======== 抜粋文 ========

自分のことだけでいっぱいいっぱい
ロンドンの語学学校、初日の帰りは微妙な雰囲気だった。
みんなも経験があると思うけど、新しい場所での対応は困る。
授業が終わった後、席を立ち上がって
「さー帰ろうかなー」 と声にはださないものの...
だれか一緒に帰らない? もしくはちょっとお話ししませんか?
と心の中では思うのであった。
「ここで数か月孤立するのは嫌だ」
と思う恐怖。
「友達を創りたい」
という願望。
「俺は一匹狼だから関係ないさ」
とかっこつけるか
自分に自信満々な人は、何も言わずに帰る、いや何も考えず、いきなり話しかける。
気が合いそうな人から、もしくは誰でも構わず。
そして気が弱い人は、急いでなにかに追われたように帰る。
「あれ、OOさんもう帰るんですか?」

======== 提供データ ========

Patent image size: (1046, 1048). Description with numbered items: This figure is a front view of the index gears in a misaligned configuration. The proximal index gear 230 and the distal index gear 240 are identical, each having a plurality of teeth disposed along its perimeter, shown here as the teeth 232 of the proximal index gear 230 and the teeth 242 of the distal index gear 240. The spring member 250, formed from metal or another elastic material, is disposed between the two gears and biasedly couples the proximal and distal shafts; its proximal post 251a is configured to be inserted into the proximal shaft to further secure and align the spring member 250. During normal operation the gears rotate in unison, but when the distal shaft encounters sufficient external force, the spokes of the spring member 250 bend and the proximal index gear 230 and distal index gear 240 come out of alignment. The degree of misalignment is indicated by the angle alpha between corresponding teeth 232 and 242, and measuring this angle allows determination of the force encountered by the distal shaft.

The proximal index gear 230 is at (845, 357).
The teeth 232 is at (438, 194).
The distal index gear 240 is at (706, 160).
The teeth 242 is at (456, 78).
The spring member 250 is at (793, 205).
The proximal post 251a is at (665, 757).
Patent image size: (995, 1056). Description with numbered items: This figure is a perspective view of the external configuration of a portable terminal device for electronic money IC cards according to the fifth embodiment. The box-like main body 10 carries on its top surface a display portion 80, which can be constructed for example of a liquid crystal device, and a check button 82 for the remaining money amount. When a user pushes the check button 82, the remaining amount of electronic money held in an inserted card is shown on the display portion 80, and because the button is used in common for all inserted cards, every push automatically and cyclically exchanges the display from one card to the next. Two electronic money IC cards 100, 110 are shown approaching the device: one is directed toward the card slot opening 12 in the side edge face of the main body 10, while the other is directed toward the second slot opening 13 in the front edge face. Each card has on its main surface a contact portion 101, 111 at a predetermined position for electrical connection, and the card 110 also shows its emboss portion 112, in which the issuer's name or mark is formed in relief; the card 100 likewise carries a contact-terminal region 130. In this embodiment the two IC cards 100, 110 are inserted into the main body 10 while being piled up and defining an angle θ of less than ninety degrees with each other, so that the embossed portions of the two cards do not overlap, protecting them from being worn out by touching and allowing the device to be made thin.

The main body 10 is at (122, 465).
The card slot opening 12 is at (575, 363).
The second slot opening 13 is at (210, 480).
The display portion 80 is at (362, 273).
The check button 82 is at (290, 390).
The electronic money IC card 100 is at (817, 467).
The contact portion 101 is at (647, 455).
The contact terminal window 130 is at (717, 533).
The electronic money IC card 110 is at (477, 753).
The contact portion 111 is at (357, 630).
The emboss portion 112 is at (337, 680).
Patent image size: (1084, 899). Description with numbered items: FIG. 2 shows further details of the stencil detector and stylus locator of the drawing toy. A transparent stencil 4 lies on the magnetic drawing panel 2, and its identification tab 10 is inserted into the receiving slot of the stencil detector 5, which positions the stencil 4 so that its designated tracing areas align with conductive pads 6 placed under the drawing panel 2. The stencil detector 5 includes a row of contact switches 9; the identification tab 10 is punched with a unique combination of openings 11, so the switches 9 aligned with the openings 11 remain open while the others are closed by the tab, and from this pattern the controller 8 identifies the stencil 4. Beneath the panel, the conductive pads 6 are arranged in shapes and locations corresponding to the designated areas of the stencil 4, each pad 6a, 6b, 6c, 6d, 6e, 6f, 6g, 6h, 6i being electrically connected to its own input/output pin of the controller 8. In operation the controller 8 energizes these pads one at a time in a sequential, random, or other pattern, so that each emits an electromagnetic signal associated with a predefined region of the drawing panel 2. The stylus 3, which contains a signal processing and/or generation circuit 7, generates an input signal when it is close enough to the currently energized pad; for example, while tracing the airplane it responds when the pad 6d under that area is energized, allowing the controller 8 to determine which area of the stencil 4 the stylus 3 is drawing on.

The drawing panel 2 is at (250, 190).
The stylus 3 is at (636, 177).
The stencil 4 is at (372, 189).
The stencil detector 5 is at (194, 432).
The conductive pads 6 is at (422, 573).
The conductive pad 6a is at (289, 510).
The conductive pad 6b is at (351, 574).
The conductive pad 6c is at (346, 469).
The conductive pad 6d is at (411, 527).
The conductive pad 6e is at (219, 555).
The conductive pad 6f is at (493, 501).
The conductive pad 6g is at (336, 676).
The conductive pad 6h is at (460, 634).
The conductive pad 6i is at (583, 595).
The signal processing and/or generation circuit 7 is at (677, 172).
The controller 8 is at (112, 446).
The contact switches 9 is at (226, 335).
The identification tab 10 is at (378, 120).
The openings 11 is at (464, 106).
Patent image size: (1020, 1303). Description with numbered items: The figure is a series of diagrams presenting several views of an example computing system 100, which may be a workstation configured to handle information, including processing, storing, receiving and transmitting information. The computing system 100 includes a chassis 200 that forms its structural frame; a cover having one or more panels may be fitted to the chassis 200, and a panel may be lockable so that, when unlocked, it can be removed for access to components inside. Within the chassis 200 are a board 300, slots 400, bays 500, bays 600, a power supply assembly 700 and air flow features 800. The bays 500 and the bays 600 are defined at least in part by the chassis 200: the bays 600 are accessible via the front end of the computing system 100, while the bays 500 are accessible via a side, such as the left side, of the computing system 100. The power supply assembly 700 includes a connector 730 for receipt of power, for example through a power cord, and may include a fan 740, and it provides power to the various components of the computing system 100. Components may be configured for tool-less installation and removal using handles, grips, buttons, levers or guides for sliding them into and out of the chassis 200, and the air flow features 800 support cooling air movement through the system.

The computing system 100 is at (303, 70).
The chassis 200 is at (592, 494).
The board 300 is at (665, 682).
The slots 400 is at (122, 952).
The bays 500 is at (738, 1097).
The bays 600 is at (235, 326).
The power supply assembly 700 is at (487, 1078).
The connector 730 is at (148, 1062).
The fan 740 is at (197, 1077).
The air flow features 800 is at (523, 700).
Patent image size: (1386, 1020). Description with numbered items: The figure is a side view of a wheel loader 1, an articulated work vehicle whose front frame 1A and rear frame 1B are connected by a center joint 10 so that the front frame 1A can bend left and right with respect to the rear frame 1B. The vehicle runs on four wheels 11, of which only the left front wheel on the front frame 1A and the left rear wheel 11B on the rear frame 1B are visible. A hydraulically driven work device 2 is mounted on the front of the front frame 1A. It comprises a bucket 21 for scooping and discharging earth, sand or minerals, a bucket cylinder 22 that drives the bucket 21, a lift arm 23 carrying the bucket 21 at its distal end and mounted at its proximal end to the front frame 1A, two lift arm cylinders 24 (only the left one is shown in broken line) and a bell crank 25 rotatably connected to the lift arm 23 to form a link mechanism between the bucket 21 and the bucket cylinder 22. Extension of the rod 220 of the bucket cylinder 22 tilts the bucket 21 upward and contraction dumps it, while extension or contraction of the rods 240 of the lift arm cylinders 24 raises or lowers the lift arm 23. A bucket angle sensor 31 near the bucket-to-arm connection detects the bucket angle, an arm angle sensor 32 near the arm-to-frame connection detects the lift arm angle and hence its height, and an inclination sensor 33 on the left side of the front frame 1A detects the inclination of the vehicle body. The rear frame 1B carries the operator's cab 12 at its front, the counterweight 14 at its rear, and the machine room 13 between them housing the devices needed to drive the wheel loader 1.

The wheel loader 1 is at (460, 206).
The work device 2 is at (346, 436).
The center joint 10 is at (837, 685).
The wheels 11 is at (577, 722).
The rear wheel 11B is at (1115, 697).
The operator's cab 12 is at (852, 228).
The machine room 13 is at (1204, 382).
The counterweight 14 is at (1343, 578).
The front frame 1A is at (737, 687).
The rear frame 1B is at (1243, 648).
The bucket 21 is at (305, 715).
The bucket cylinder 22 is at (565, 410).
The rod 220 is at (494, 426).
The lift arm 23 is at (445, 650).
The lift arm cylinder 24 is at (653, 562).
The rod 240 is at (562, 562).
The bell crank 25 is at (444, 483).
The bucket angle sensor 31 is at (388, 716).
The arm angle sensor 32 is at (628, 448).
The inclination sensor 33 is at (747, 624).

========

* 課題一覧 *
A. 語学学校の初日を描いた抜粋文によると、気が弱い人は授業の後どのように帰りますか。
B. 語学学校の初日を描いた抜粋文の内容を、二文でまとめなさい。
C. 語学学校の初日を描いた抜粋文を、最後の文の後から書き進めなさい。

* 解答例 *
A. 急いでなにかに追われたように帰ります。

B. ロンドンの語学学校の初日、授業が終わって帰るときは微妙な雰囲気で、誰か一緒に帰らないか、少し話さないかと心の中で思うものです。そこには数か月孤立することへの恐怖と友達を作りたいという願望があり、自信満々な人はいきなり話しかけ、気が弱い人は急いで帰ります。

C.
「わ、わたし用事があって!!」とイギリスにいきなり来て用事があるわけないのに、そんなことを言う。
僕は今までの人生そうしてきたように、何も言わずにスクッと立ち上がり、
お手洗いに行って、
自分が自信満々の人間のふりをして、でもそう思われてなくて、ただの負け犬だと思われてないか不安になって、実は心が弱くて友達が作りたいけど、沢山の人がいるなかでひとりぼっちになるのが、こわいからとりあえず逃げ出しているだけだ
と頭の中でぐすぐす解析しながら、
ゆっくりと階段を下り、
家に直行する。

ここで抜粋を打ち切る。